[start Text provided]

Filed: 4 September 2007


        v.                    Granville County
                            Nos. 05 CRS 52902;
DEWONDO LEVON CARROLL                06 CRS 197

    Appeal by defendant from judgments entered 12 September 2006 by Judge Henry W. Hight, Jr., in Granville County Superior Court. Heard in the Court of Appeals 20 August 2007.

    Attorney General Roy A. Cooper, III, by Assistant Attorney General Richard Bradford, for the State.

    Terry F. Rose, for defendant-appellant.

    JACKSON, Judge.

    Dewondo Levon Carroll (“defendant”) was convicted by a jury of possession with intent to sell and deliver cocaine and sale and delivery of cocaine. From the judgments entered upon his convictions, defendant appeals. For the following reasons, we hold no error.
    On 30 June 2005, undercover agent Leland Gadson (“Gadson”) pulled his car over on a street in a high-crime area targeted by police in an undercover operation. A man walked up to the car, and Gadson asked him for drugs. The man got into Gadson's car, they drove around, and then parked. Gadson purchased a small bag ofcocaine from the man for $20.00. The man left Gadson's car. The total encounter lasted twenty to thirty minutes.
    Nearby police officers listened to the transaction over a wiretap hidden on Gadson's person. Over the wire, Gadson described the man as a black male wearing a black “wife beater” shirt, blue jeans, a gray shirt around his neck, black ball cap on his head, and an empty gun holster on his hip. The police drove to the targeted area and identified defendant, who was standing alone, as the man matching Gadson's description. The police met with Gadson to obtain the evidence collected from the purchase. Gadson relayed the details on the encounter, including another description of the man. The police went to the police station, obtained a photograph of defendant, and returned to show the photograph to Gadson. Gadson identified the man in the photograph as the man who sold him the cocaine. No other photographs were shown to Gadson.

[end Text provided]
[start Material supplied]

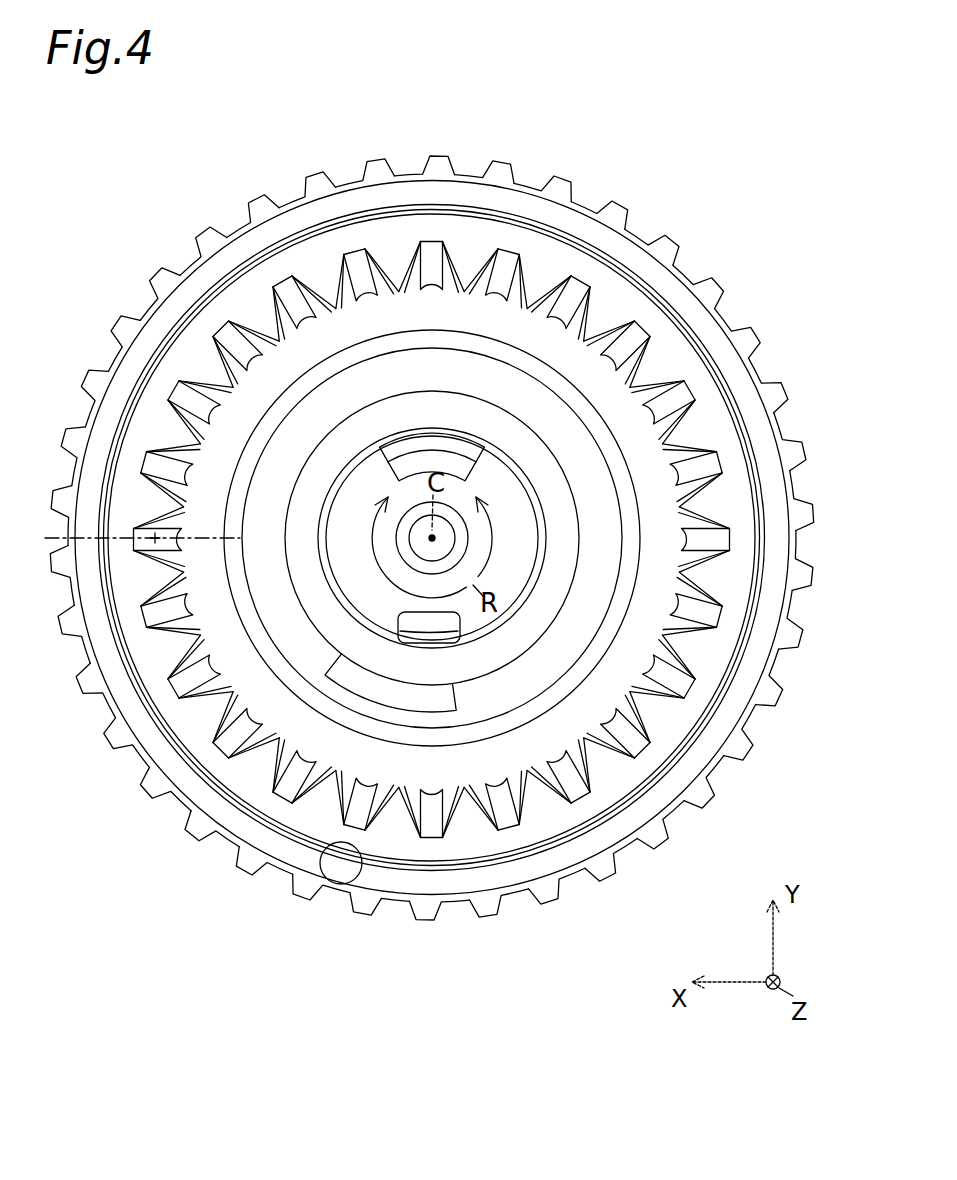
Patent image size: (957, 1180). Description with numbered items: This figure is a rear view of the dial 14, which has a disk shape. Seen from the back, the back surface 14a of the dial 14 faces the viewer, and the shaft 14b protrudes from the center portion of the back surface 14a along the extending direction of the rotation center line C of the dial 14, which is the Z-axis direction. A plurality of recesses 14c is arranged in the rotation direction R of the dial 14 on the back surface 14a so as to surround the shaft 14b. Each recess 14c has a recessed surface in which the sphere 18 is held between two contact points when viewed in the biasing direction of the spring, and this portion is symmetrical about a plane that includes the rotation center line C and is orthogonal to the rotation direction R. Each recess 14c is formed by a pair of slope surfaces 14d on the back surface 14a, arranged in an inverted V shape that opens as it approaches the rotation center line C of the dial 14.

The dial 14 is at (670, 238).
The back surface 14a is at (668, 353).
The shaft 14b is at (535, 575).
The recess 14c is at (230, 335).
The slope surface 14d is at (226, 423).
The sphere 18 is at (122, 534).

[end Material supplied]
[start Material supplied]

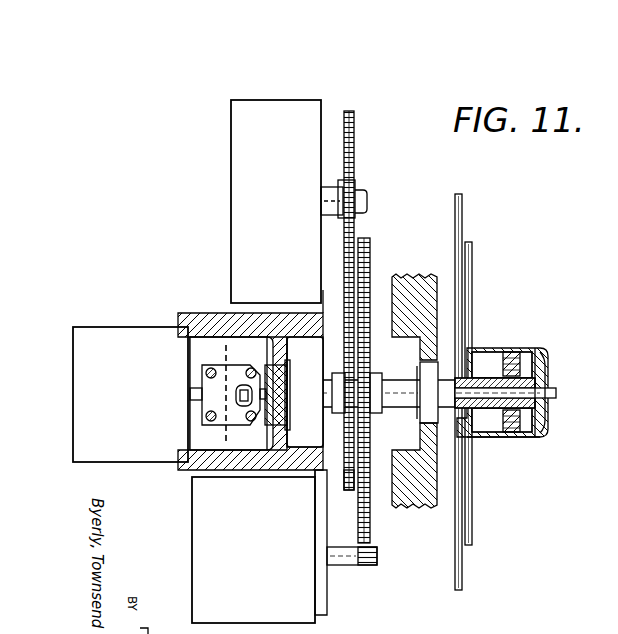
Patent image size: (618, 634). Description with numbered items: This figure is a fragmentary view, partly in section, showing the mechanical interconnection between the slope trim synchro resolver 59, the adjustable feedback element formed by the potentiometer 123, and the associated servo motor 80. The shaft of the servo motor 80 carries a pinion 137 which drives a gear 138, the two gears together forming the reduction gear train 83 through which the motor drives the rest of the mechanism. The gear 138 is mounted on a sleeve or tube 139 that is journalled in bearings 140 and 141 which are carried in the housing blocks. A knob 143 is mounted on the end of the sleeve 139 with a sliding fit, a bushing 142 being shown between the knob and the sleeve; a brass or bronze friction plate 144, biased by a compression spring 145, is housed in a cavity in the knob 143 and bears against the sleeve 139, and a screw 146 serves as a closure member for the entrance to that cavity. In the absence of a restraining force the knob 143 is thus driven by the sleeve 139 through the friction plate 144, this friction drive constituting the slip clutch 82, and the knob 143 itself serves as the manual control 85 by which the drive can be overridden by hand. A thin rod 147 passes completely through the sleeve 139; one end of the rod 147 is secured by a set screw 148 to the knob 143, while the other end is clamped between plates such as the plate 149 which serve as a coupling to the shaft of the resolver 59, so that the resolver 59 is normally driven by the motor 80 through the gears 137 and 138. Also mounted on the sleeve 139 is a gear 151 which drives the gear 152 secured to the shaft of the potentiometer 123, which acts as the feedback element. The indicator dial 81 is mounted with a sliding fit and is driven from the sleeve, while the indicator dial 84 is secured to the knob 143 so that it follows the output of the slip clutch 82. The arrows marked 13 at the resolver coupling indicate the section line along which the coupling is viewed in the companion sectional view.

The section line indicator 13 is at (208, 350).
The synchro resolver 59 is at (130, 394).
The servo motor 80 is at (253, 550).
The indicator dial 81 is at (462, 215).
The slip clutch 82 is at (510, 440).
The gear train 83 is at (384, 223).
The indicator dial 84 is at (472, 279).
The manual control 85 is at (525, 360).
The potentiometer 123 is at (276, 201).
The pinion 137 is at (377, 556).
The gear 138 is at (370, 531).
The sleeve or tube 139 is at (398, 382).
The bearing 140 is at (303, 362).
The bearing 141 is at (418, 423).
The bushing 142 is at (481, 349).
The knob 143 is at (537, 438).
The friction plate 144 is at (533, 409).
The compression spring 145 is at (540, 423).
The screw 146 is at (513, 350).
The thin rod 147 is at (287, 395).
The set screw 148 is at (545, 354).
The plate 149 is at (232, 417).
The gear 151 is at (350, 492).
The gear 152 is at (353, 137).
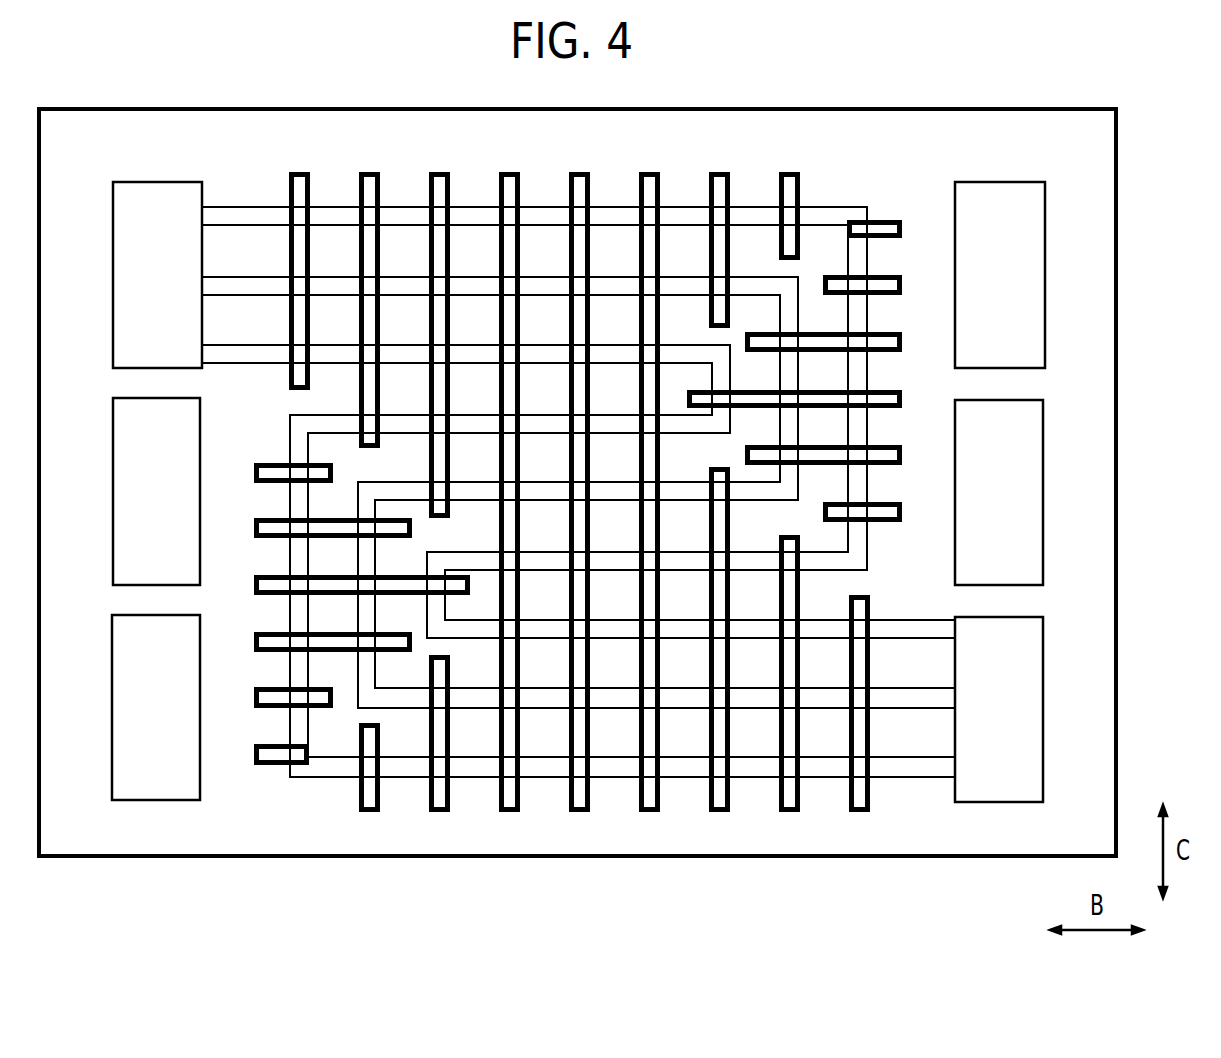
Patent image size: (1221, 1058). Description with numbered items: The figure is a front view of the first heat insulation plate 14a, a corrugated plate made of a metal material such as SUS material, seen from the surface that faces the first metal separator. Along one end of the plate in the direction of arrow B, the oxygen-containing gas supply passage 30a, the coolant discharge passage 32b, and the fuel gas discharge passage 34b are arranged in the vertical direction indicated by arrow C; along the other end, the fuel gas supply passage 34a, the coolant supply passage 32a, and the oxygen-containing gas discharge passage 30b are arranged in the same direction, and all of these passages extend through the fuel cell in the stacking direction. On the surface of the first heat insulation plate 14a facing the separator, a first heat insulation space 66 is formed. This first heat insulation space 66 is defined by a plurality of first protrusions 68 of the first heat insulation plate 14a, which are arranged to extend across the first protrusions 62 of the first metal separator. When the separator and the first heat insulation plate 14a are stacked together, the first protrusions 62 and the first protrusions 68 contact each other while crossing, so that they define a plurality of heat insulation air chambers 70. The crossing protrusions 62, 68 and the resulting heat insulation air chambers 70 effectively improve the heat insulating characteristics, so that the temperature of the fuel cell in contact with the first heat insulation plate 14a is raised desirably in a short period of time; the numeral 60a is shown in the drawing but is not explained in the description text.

[end Material supplied]

**To do:** Extract the passage of the court opinion from "Attorney General Roy" to "hold no error.", copying it word for word. The items are separate material and have no connection to the court opinion.

**Solved exercise:**
Attorney General Roy A. Cooper, III, by Assistant Attorney General Richard Bradford, for the State.

    Terry F. Rose, for defendant-appellant.

    JACKSON, Judge.

    Dewondo Levon Carroll (“defendant”) was convicted by a jury of possession with intent to sell and deliver cocaine and sale and delivery of cocaine. From the judgments entered upon his convictions, defendant appeals. For the following reasons, we hold no error.